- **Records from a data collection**
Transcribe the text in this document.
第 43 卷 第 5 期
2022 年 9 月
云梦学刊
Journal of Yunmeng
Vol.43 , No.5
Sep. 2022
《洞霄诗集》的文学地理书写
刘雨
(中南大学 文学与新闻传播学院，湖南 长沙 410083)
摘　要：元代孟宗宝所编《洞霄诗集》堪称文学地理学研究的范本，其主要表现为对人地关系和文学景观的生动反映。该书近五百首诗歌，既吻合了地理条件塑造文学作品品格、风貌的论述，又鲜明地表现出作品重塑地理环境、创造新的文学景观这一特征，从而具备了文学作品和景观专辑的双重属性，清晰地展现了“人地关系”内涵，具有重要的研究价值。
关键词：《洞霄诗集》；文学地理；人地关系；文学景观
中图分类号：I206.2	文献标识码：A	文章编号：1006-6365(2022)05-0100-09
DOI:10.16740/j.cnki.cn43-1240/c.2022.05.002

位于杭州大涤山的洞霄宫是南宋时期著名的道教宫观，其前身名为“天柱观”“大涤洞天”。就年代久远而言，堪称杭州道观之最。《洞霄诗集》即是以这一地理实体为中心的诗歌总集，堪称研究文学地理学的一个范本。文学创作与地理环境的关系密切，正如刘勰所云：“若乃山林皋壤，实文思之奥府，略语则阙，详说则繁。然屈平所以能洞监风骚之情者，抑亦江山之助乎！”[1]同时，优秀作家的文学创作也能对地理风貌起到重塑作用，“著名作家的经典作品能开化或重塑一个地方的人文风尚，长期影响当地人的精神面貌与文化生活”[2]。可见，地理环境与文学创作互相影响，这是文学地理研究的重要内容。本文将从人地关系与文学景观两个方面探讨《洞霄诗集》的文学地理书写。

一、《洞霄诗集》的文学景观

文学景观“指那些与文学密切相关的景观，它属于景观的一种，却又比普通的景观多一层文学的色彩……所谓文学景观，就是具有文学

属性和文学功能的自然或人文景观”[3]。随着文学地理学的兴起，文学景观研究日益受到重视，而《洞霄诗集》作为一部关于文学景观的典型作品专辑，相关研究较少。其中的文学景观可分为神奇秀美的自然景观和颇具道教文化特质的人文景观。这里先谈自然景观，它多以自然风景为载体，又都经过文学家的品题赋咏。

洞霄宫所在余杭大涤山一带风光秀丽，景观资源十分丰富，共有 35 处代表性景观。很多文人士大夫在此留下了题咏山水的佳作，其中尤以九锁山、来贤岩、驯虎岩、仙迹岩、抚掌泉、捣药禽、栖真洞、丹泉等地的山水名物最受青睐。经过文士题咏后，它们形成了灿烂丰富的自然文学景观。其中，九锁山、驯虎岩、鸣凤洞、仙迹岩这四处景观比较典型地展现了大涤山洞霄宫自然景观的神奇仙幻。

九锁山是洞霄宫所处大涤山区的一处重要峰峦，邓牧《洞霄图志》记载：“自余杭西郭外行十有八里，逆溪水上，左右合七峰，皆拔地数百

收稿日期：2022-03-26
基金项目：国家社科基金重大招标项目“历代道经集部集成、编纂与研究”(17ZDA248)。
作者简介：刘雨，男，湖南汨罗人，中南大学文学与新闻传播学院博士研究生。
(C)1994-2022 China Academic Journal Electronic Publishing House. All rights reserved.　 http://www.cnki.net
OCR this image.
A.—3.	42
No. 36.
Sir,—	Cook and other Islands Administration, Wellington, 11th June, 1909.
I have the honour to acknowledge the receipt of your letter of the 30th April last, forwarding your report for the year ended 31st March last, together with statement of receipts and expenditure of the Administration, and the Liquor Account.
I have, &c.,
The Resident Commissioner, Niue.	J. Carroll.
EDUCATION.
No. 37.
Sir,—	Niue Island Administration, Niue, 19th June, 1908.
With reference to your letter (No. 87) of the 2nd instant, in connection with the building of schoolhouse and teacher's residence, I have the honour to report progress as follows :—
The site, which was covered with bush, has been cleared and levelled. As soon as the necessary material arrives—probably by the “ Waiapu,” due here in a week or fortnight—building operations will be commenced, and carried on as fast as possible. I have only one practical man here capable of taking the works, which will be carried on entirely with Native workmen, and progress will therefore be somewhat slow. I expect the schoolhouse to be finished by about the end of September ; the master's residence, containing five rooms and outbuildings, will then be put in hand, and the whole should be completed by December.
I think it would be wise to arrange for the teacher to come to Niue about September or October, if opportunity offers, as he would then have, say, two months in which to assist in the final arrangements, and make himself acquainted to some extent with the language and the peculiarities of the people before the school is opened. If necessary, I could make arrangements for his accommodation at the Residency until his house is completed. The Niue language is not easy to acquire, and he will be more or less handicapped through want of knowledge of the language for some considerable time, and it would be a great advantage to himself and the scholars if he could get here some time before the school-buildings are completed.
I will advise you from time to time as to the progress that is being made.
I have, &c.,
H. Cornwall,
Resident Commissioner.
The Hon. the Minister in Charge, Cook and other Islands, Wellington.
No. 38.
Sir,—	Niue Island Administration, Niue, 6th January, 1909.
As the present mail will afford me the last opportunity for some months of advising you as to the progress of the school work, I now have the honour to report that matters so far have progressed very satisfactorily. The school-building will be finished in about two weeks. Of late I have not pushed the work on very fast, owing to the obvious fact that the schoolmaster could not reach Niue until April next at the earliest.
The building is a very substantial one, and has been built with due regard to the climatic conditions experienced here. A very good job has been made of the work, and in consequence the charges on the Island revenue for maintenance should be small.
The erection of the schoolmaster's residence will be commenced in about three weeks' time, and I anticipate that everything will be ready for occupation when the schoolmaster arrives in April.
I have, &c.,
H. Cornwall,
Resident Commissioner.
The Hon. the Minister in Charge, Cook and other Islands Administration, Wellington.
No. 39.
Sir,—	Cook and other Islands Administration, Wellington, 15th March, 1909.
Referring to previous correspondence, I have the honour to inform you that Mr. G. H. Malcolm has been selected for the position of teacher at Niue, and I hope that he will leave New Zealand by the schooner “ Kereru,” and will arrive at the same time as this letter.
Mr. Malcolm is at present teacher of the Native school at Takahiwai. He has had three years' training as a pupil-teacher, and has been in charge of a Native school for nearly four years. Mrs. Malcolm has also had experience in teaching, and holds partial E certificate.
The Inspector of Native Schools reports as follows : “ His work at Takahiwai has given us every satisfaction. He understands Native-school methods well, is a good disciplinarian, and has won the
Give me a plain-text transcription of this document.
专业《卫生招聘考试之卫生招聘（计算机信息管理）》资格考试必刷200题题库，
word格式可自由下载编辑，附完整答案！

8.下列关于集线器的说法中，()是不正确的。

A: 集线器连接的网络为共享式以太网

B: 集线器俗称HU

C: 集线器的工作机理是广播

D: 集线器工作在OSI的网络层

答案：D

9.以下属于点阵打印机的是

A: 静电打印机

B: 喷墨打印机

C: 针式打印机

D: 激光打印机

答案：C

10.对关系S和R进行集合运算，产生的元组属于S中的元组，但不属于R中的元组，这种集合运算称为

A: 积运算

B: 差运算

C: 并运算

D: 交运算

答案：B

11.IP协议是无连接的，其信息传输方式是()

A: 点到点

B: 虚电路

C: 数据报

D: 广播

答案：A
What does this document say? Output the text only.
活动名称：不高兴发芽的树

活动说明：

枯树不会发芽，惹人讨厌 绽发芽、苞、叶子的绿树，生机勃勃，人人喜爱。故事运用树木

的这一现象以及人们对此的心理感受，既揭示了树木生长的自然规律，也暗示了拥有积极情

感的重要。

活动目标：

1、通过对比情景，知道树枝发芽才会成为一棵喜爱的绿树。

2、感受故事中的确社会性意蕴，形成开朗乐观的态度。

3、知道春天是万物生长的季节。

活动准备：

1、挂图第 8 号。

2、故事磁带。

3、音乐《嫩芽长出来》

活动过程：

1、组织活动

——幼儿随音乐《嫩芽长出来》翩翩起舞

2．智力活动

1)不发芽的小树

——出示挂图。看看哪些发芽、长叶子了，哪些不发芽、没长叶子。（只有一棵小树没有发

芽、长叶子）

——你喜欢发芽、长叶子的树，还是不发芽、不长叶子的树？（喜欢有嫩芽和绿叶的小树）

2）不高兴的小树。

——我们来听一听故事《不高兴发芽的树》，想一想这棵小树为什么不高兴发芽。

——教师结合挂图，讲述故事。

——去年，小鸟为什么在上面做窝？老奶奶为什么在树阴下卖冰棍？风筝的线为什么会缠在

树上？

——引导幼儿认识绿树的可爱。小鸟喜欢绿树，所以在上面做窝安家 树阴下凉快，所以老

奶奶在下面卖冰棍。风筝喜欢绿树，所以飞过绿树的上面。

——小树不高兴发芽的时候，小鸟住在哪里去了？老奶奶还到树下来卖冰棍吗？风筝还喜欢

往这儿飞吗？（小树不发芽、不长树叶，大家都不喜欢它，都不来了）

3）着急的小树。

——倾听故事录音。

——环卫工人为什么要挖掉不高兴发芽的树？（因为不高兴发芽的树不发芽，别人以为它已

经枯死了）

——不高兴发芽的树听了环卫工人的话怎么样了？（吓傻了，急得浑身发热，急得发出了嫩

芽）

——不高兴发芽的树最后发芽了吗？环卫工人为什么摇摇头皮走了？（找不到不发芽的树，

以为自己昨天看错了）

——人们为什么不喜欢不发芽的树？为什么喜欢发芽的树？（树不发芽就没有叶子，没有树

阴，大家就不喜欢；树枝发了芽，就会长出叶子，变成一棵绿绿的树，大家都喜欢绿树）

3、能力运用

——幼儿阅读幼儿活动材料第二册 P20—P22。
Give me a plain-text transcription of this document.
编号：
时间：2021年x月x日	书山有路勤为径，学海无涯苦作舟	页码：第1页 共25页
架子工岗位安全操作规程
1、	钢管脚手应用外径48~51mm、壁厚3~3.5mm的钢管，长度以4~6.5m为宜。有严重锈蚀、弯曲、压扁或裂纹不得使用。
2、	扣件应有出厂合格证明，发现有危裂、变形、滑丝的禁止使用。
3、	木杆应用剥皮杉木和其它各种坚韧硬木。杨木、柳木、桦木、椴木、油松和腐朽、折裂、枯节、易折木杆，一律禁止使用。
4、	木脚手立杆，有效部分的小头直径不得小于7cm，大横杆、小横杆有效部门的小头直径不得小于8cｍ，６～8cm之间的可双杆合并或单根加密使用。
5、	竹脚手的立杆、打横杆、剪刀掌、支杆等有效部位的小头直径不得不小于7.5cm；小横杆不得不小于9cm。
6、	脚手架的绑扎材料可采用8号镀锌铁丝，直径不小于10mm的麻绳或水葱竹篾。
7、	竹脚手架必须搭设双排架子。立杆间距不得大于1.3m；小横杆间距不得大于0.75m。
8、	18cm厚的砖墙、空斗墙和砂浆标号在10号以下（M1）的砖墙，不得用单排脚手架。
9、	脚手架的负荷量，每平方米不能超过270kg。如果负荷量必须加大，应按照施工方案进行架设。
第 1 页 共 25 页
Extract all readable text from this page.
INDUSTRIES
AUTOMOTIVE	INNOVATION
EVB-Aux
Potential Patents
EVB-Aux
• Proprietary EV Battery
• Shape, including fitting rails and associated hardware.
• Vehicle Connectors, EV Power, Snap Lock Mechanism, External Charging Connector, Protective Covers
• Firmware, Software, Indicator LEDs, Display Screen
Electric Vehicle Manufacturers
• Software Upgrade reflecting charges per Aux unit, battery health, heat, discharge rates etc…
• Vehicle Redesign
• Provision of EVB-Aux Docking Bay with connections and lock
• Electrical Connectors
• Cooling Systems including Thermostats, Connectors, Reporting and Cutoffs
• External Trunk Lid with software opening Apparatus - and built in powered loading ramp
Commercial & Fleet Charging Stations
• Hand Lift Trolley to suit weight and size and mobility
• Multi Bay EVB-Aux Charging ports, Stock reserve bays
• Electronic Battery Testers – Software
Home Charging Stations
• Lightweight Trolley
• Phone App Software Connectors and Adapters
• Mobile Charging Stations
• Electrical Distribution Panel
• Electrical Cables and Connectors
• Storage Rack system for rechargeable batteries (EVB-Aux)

- **TASK DETAILS**
Every line that holds the word "Islands" should be extracted.

- **WRITTEN RESPONSE**
Sir,—	Cook and other Islands Administration, Wellington, 11th June, 1909.
The Hon. the Minister in Charge, Cook and other Islands, Wellington.
The Hon. the Minister in Charge, Cook and other Islands Administration, Wellington.
Sir,—	Cook and other Islands Administration, Wellington, 15th March, 1909.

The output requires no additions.